Figure dataset records —
-=-=-=-=-

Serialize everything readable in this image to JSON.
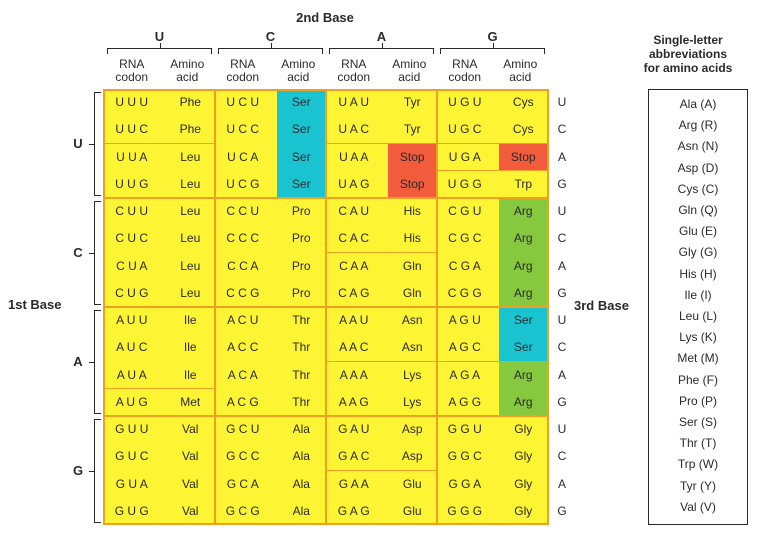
{
  "title": "2nd Base",
  "second_base": [
    "U",
    "C",
    "A",
    "G"
  ],
  "col_headers": [
    {
      "codon": "RNA\ncodon",
      "amino": "Amino\nacid"
    },
    {
      "codon": "RNA\ncodon",
      "amino": "Amino\nacid"
    },
    {
      "codon": "RNA\ncodon",
      "amino": "Amino\nacid"
    },
    {
      "codon": "RNA\ncodon",
      "amino": "Amino\nacid"
    }
  ],
  "first_base_label": "1st Base",
  "third_base_label": "3rd Base",
  "first_base": [
    "U",
    "C",
    "A",
    "G"
  ],
  "third_base": [
    "U",
    "C",
    "A",
    "G",
    "U",
    "C",
    "A",
    "G",
    "U",
    "C",
    "A",
    "G",
    "U",
    "C",
    "A",
    "G"
  ],
  "rows": [
    [
      [
        "U U U",
        "Phe"
      ],
      [
        "U C U",
        "Ser"
      ],
      [
        "U A U",
        "Tyr"
      ],
      [
        "U G U",
        "Cys"
      ]
    ],
    [
      [
        "U U C",
        "Phe"
      ],
      [
        "U C C",
        "Ser"
      ],
      [
        "U A C",
        "Tyr"
      ],
      [
        "U G C",
        "Cys"
      ]
    ],
    [
      [
        "U U A",
        "Leu"
      ],
      [
        "U C A",
        "Ser"
      ],
      [
        "U A A",
        "Stop"
      ],
      [
        "U G A",
        "Stop"
      ]
    ],
    [
      [
        "U U G",
        "Leu"
      ],
      [
        "U C G",
        "Ser"
      ],
      [
        "U A G",
        "Stop"
      ],
      [
        "U G G",
        "Trp"
      ]
    ],
    [
      [
        "C U U",
        "Leu"
      ],
      [
        "C C U",
        "Pro"
      ],
      [
        "C A U",
        "His"
      ],
      [
        "C G U",
        "Arg"
      ]
    ],
    [
      [
        "C U C",
        "Leu"
      ],
      [
        "C C C",
        "Pro"
      ],
      [
        "C A C",
        "His"
      ],
      [
        "C G C",
        "Arg"
      ]
    ],
    [
      [
        "C U A",
        "Leu"
      ],
      [
        "C C A",
        "Pro"
      ],
      [
        "C A A",
        "Gln"
      ],
      [
        "C G A",
        "Arg"
      ]
    ],
    [
      [
        "C U G",
        "Leu"
      ],
      [
        "C C G",
        "Pro"
      ],
      [
        "C A G",
        "Gln"
      ],
      [
        "C G G",
        "Arg"
      ]
    ],
    [
      [
        "A U U",
        "Ile"
      ],
      [
        "A C U",
        "Thr"
      ],
      [
        "A A U",
        "Asn"
      ],
      [
        "A G U",
        "Ser"
      ]
    ],
    [
      [
        "A U C",
        "Ile"
      ],
      [
        "A C C",
        "Thr"
      ],
      [
        "A A C",
        "Asn"
      ],
      [
        "A G C",
        "Ser"
      ]
    ],
    [
      [
        "A U A",
        "Ile"
      ],
      [
        "A C A",
        "Thr"
      ],
      [
        "A A A",
        "Lys"
      ],
      [
        "A G A",
        "Arg"
      ]
    ],
    [
      [
        "A U G",
        "Met"
      ],
      [
        "A C G",
        "Thr"
      ],
      [
        "A A G",
        "Lys"
      ],
      [
        "A G G",
        "Arg"
      ]
    ],
    [
      [
        "G U U",
        "Val"
      ],
      [
        "G C U",
        "Ala"
      ],
      [
        "G A U",
        "Asp"
      ],
      [
        "G G U",
        "Gly"
      ]
    ],
    [
      [
        "G U C",
        "Val"
      ],
      [
        "G C C",
        "Ala"
      ],
      [
        "G A C",
        "Asp"
      ],
      [
        "G G C",
        "Gly"
      ]
    ],
    [
      [
        "G U A",
        "Val"
      ],
      [
        "G C A",
        "Ala"
      ],
      [
        "G A A",
        "Glu"
      ],
      [
        "G G A",
        "Gly"
      ]
    ],
    [
      [
        "G U G",
        "Val"
      ],
      [
        "G C G",
        "Ala"
      ],
      [
        "G A G",
        "Glu"
      ],
      [
        "G G G",
        "Gly"
      ]
    ]
  ],
  "abbr_title": "Single-letter\nabbreviations\nfor amino acids",
  "abbreviations": [
    "Ala (A)",
    "Arg (R)",
    "Asn (N)",
    "Asp (D)",
    "Cys (C)",
    "Gln (Q)",
    "Glu (E)",
    "Gly (G)",
    "His (H)",
    "Ile (I)",
    "Leu (L)",
    "Lys (K)",
    "Met (M)",
    "Phe (F)",
    "Pro (P)",
    "Ser (S)",
    "Thr (T)",
    "Trp (W)",
    "Tyr (Y)",
    "Val (V)"
  ],
  "colors": {
    "table_bg": "#fdf533",
    "separator": "#f0a020",
    "ser": "#19c3cf",
    "stop": "#f25c3c",
    "arg": "#86c83e",
    "text": "#2a2a2a"
  }
}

-=-=-=-=-

DO THIS — Restate the data above word for word. Do not include the images.

RESPONSE TO THIS TASK —
Serialize everything readable in this image to JSON.
{
  "title": "2nd Base",
  "second_base": [
    "U",
    "C",
    "A",
    "G"
  ],
  "col_headers": [
    {
      "codon": "RNA\ncodon",
      "amino": "Amino\nacid"
    },
    {
      "codon": "RNA\ncodon",
      "amino": "Amino\nacid"
    },
    {
      "codon": "RNA\ncodon",
      "amino": "Amino\nacid"
    },
    {
      "codon": "RNA\ncodon",
      "amino": "Amino\nacid"
    }
  ],
  "first_base_label": "1st Base",
  "third_base_label": "3rd Base",
  "first_base": [
    "U",
    "C",
    "A",
    "G"
  ],
  "third_base": [
    "U",
    "C",
    "A",
    "G",
    "U",
    "C",
    "A",
    "G",
    "U",
    "C",
    "A",
    "G",
    "U",
    "C",
    "A",
    "G"
  ],
  "rows": [
    [
      [
        "U U U",
        "Phe"
      ],
      [
        "U C U",
        "Ser"
      ],
      [
        "U A U",
        "Tyr"
      ],
      [
        "U G U",
        "Cys"
      ]
    ],
    [
      [
        "U U C",
        "Phe"
      ],
      [
        "U C C",
        "Ser"
      ],
      [
        "U A C",
        "Tyr"
      ],
      [
        "U G C",
        "Cys"
      ]
    ],
    [
      [
        "U U A",
        "Leu"
      ],
      [
        "U C A",
        "Ser"
      ],
      [
        "U A A",
        "Stop"
      ],
      [
        "U G A",
        "Stop"
      ]
    ],
    [
      [
        "U U G",
        "Leu"
      ],
      [
        "U C G",
        "Ser"
      ],
      [
        "U A G",
        "Stop"
      ],
      [
        "U G G",
        "Trp"
      ]
    ],
    [
      [
        "C U U",
        "Leu"
      ],
      [
        "C C U",
        "Pro"
      ],
      [
        "C A U",
        "His"
      ],
      [
        "C G U",
        "Arg"
      ]
    ],
    [
      [
        "C U C",
        "Leu"
      ],
      [
        "C C C",
        "Pro"
      ],
      [
        "C A C",
        "His"
      ],
      [
        "C G C",
        "Arg"
      ]
    ],
    [
      [
        "C U A",
        "Leu"
      ],
      [
        "C C A",
        "Pro"
      ],
      [
        "C A A",
        "Gln"
      ],
      [
        "C G A",
        "Arg"
      ]
    ],
    [
      [
        "C U G",
        "Leu"
      ],
      [
        "C C G",
        "Pro"
      ],
      [
        "C A G",
        "Gln"
      ],
      [
        "C G G",
        "Arg"
      ]
    ],
    [
      [
        "A U U",
        "Ile"
      ],
      [
        "A C U",
        "Thr"
      ],
      [
        "A A U",
        "Asn"
      ],
      [
        "A G U",
        "Ser"
      ]
    ],
    [
      [
        "A U C",
        "Ile"
      ],
      [
        "A C C",
        "Thr"
      ],
      [
        "A A C",
        "Asn"
      ],
      [
        "A G C",
        "Ser"
      ]
    ],
    [
      [
        "A U A",
        "Ile"
      ],
      [
        "A C A",
        "Thr"
      ],
      [
        "A A A",
        "Lys"
      ],
      [
        "A G A",
        "Arg"
      ]
    ],
    [
      [
        "A U G",
        "Met"
      ],
      [
        "A C G",
        "Thr"
      ],
      [
        "A A G",
        "Lys"
      ],
      [
        "A G G",
        "Arg"
      ]
    ],
    [
      [
        "G U U",
        "Val"
      ],
      [
        "G C U",
        "Ala"
      ],
      [
        "G A U",
        "Asp"
      ],
      [
        "G G U",
        "Gly"
      ]
    ],
    [
      [
        "G U C",
        "Val"
      ],
      [
        "G C C",
        "Ala"
      ],
      [
        "G A C",
        "Asp"
      ],
      [
        "G G C",
        "Gly"
      ]
    ],
    [
      [
        "G U A",
        "Val"
      ],
      [
        "G C A",
        "Ala"
      ],
      [
        "G A A",
        "Glu"
      ],
      [
        "G G A",
        "Gly"
      ]
    ],
    [
      [
        "G U G",
        "Val"
      ],
      [
        "G C G",
        "Ala"
      ],
      [
        "G A G",
        "Glu"
      ],
      [
        "G G G",
        "Gly"
      ]
    ]
  ],
  "abbr_title": "Single-letter\nabbreviations\nfor amino acids",
  "abbreviations": [
    "Ala (A)",
    "Arg (R)",
    "Asn (N)",
    "Asp (D)",
    "Cys (C)",
    "Gln (Q)",
    "Glu (E)",
    "Gly (G)",
    "His (H)",
    "Ile (I)",
    "Leu (L)",
    "Lys (K)",
    "Met (M)",
    "Phe (F)",
    "Pro (P)",
    "Ser (S)",
    "Thr (T)",
    "Trp (W)",
    "Tyr (Y)",
    "Val (V)"
  ],
  "colors": {
    "table_bg": "#fdf533",
    "separator": "#f0a020",
    "ser": "#19c3cf",
    "stop": "#f25c3c",
    "arg": "#86c83e",
    "text": "#2a2a2a"
  }
}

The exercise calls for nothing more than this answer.